=== Data records ===

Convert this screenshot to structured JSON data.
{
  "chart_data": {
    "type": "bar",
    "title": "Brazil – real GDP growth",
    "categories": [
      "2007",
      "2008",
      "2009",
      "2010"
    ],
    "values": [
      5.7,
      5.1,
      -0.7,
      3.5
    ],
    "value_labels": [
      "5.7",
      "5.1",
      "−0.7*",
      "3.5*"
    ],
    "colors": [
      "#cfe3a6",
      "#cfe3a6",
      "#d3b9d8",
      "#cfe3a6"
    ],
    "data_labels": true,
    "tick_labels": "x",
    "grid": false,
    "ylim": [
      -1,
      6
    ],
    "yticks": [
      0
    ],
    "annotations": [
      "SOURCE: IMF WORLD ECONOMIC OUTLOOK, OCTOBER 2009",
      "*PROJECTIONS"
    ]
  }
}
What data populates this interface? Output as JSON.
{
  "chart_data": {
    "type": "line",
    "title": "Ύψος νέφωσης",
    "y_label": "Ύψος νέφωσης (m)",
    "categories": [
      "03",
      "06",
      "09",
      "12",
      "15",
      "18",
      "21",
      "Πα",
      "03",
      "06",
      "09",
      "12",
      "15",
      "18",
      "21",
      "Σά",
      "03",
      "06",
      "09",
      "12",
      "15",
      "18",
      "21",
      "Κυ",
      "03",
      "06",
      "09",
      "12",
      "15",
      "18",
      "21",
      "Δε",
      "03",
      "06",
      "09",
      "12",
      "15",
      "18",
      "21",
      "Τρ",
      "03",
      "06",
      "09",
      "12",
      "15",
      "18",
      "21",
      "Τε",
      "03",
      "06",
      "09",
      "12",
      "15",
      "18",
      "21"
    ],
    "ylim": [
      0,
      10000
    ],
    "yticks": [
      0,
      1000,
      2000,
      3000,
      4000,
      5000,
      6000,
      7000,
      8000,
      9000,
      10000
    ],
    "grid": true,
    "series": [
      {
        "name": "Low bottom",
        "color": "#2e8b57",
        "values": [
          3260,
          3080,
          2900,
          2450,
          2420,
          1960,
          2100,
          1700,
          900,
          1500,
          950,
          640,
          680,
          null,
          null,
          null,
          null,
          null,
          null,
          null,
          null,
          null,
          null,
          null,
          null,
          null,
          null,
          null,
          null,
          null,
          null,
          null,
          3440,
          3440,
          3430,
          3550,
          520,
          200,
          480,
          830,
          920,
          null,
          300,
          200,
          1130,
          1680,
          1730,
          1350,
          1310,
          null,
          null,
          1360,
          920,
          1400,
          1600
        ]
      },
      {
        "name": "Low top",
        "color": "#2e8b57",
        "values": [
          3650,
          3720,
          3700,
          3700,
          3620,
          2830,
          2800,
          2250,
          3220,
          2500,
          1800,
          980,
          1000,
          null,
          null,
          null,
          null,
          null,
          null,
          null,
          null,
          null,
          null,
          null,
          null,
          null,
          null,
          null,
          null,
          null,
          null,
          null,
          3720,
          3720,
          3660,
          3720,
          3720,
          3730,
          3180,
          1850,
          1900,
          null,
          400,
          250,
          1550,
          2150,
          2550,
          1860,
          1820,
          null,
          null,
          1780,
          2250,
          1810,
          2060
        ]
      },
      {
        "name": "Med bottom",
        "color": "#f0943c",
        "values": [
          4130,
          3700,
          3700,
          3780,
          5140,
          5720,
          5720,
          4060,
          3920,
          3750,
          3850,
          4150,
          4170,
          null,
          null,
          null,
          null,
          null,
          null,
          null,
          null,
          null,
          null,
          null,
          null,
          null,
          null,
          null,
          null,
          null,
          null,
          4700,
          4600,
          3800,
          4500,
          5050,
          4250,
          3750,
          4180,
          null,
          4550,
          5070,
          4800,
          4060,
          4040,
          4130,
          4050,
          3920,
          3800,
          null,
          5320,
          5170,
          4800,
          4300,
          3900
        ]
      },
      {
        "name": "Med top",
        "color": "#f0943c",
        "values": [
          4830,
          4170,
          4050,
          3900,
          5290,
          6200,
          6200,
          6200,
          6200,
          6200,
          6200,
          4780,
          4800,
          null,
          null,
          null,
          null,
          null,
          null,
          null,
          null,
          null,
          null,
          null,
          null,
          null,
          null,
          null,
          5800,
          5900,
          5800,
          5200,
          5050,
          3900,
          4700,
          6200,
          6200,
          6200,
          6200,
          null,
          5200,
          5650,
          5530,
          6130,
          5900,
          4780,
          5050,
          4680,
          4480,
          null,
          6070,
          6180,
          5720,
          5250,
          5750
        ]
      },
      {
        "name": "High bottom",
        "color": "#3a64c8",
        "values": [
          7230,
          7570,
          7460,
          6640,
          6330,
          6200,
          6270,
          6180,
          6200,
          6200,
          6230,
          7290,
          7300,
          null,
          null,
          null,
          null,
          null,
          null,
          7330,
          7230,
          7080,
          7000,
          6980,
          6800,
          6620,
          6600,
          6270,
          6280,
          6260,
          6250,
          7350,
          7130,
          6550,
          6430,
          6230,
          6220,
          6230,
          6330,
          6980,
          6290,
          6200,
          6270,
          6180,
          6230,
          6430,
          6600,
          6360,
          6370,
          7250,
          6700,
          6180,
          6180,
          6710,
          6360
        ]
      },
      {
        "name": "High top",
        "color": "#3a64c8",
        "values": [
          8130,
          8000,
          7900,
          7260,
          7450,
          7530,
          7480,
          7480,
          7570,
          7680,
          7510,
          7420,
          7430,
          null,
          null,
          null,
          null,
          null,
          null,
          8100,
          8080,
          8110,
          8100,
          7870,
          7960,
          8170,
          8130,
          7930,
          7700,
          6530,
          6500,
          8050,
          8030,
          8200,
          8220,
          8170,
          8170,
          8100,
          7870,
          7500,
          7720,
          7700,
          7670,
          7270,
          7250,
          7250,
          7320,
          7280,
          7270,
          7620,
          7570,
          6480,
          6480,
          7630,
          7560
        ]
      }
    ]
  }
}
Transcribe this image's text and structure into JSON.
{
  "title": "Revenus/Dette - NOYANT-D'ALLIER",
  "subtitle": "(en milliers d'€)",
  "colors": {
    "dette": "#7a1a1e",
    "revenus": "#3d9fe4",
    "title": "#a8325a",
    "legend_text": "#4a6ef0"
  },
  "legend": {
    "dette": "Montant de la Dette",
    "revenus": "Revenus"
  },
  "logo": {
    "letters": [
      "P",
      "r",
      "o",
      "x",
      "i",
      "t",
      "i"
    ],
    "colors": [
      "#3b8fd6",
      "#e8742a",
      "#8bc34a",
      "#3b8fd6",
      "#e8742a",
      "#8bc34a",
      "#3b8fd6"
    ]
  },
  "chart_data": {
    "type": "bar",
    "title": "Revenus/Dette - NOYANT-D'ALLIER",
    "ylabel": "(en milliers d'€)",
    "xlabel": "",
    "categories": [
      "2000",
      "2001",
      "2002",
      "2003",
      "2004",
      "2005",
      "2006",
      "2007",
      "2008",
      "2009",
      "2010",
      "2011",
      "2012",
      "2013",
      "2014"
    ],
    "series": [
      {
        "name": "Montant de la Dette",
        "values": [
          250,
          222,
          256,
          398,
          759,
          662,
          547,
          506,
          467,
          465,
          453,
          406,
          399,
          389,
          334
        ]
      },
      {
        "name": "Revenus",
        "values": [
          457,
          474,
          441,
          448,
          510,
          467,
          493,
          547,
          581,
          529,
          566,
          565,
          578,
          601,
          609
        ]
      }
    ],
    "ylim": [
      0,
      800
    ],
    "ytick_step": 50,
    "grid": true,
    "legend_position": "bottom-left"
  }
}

===

Task goal: Find the lines above that include the string "NOYANT" and copy them.

Answer below:
  "title": "Revenus/Dette - NOYANT-D'ALLIER",
    "title": "Revenus/Dette - NOYANT-D'ALLIER",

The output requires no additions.